▶ [Problem to work on] Return, word for word, the lines from the one containing "Patent image size: (892, 380)." through the one containing "The connecting profile 80 is at (376, 125).", including both of those lines.

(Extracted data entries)
————————
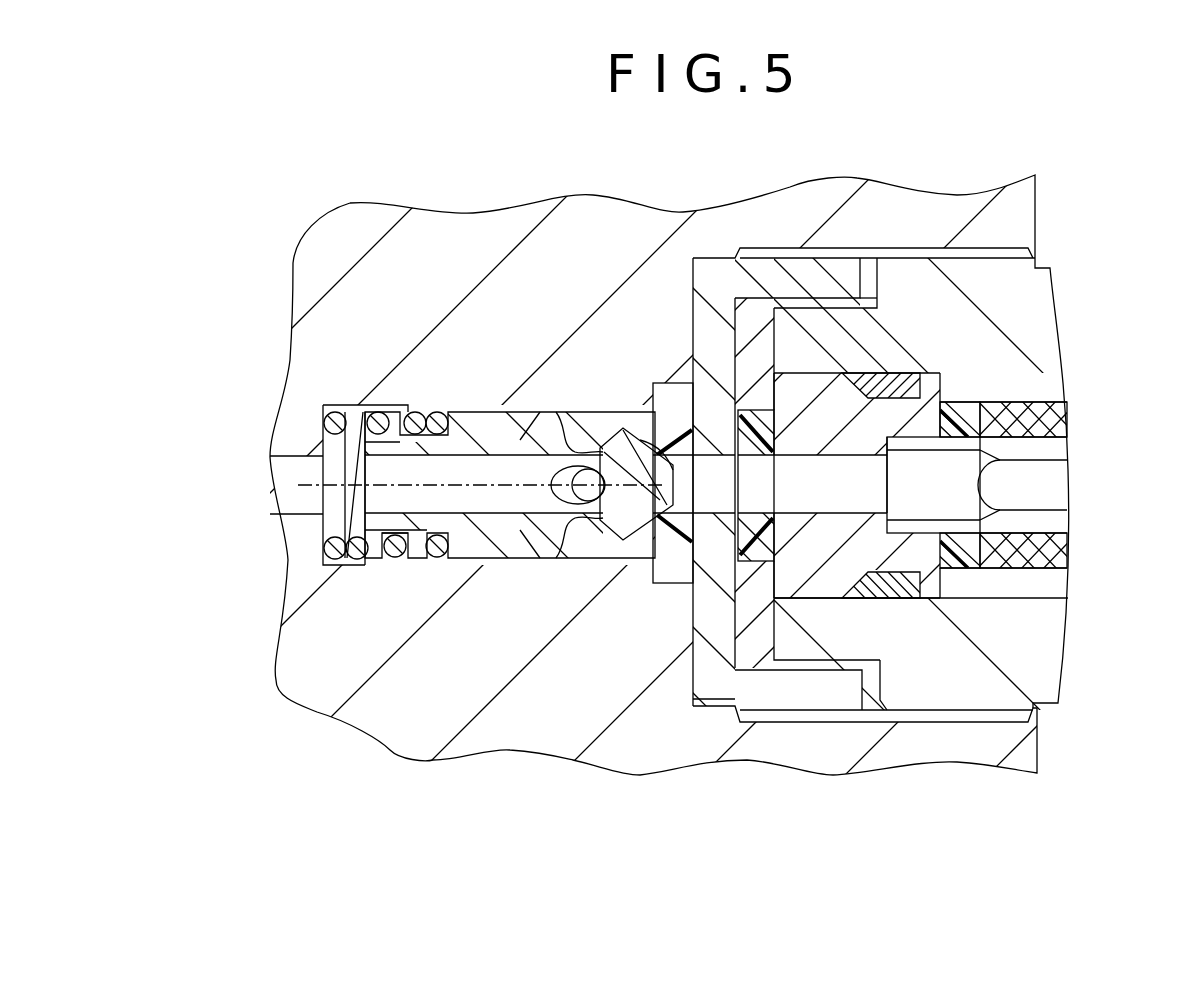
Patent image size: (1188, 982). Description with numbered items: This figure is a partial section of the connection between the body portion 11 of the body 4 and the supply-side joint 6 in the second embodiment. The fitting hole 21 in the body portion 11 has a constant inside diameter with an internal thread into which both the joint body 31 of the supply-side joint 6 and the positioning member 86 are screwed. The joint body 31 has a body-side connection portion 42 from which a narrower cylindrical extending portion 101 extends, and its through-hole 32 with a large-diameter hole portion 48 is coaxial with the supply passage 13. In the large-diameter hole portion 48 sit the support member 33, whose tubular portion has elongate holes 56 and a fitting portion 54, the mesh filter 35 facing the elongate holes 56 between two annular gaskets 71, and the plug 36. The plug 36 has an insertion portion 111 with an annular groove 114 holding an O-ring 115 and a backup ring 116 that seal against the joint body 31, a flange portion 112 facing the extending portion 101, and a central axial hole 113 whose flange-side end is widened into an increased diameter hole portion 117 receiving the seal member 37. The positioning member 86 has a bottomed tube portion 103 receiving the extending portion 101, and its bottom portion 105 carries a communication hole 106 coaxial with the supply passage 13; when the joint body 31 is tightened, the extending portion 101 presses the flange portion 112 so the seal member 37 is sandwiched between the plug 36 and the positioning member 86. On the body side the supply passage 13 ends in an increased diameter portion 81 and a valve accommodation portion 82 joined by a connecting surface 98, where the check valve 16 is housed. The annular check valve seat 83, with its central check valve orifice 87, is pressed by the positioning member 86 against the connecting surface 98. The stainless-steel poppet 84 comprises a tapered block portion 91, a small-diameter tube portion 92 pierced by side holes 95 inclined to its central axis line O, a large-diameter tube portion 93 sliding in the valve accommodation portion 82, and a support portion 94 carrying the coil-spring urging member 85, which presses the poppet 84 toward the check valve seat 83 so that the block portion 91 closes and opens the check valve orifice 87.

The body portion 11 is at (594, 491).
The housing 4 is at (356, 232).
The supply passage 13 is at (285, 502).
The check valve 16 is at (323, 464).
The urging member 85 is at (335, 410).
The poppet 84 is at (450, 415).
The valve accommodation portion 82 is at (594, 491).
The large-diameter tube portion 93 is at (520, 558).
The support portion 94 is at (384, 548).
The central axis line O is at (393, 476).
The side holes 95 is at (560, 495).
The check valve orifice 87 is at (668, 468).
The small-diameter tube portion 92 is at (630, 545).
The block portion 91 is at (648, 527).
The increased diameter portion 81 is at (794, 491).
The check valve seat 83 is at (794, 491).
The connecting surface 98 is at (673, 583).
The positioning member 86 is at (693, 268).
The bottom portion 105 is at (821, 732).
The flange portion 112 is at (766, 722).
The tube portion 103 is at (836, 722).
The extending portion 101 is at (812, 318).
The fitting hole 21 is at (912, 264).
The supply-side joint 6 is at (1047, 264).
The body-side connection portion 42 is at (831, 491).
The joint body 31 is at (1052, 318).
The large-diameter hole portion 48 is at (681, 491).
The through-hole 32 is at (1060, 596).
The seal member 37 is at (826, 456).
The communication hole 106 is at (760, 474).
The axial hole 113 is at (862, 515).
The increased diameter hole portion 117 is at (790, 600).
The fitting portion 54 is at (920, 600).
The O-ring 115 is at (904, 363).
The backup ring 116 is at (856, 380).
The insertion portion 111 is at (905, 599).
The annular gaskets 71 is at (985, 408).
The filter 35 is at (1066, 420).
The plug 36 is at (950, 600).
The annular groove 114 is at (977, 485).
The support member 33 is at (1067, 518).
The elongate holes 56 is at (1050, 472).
————————
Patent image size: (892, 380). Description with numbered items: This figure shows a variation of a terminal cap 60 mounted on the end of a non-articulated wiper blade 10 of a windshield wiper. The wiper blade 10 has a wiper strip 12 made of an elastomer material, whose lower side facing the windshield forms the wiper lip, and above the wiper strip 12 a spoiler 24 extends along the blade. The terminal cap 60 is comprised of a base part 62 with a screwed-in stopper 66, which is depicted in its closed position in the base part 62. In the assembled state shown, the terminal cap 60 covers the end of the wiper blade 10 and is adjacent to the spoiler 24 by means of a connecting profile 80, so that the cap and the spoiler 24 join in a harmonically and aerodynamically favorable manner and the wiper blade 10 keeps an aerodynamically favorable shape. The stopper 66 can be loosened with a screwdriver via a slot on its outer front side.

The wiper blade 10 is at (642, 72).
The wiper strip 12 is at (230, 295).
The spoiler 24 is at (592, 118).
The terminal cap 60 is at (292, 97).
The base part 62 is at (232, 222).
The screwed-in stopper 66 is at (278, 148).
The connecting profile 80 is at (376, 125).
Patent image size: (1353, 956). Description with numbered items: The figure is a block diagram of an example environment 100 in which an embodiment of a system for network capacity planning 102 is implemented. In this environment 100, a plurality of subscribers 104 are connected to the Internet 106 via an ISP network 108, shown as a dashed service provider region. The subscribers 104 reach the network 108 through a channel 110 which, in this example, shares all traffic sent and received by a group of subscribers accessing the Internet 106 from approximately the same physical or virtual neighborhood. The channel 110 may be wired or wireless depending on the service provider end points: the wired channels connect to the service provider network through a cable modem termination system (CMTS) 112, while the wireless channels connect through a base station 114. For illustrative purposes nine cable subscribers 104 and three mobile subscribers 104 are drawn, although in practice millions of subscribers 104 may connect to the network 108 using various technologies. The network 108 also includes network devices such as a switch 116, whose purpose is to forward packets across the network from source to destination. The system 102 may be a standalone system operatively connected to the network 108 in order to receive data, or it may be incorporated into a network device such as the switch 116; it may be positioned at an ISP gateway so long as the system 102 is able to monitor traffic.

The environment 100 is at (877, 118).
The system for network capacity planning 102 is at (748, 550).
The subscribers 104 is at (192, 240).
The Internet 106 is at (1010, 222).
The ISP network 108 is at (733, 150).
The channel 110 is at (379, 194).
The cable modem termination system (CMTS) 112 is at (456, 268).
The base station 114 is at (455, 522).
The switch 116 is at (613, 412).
————————
▶ [Output of the exercise]
Patent image size: (892, 380). Description with numbered items: This figure shows a variation of a terminal cap 60 mounted on the end of a non-articulated wiper blade 10 of a windshield wiper. The wiper blade 10 has a wiper strip 12 made of an elastomer material, whose lower side facing the windshield forms the wiper lip, and above the wiper strip 12 a spoiler 24 extends along the blade. The terminal cap 60 is comprised of a base part 62 with a screwed-in stopper 66, which is depicted in its closed position in the base part 62. In the assembled state shown, the terminal cap 60 covers the end of the wiper blade 10 and is adjacent to the spoiler 24 by means of a connecting profile 80, so that the cap and the spoiler 24 join in a harmonically and aerodynamically favorable manner and the wiper blade 10 keeps an aerodynamically favorable shape. The stopper 66 can be loosened with a screwdriver via a slot on its outer front side.

The wiper blade 10 is at (642, 72).
The wiper strip 12 is at (230, 295).
The spoiler 24 is at (592, 118).
The terminal cap 60 is at (292, 97).
The base part 62 is at (232, 222).
The screwed-in stopper 66 is at (278, 148).
The connecting profile 80 is at (376, 125).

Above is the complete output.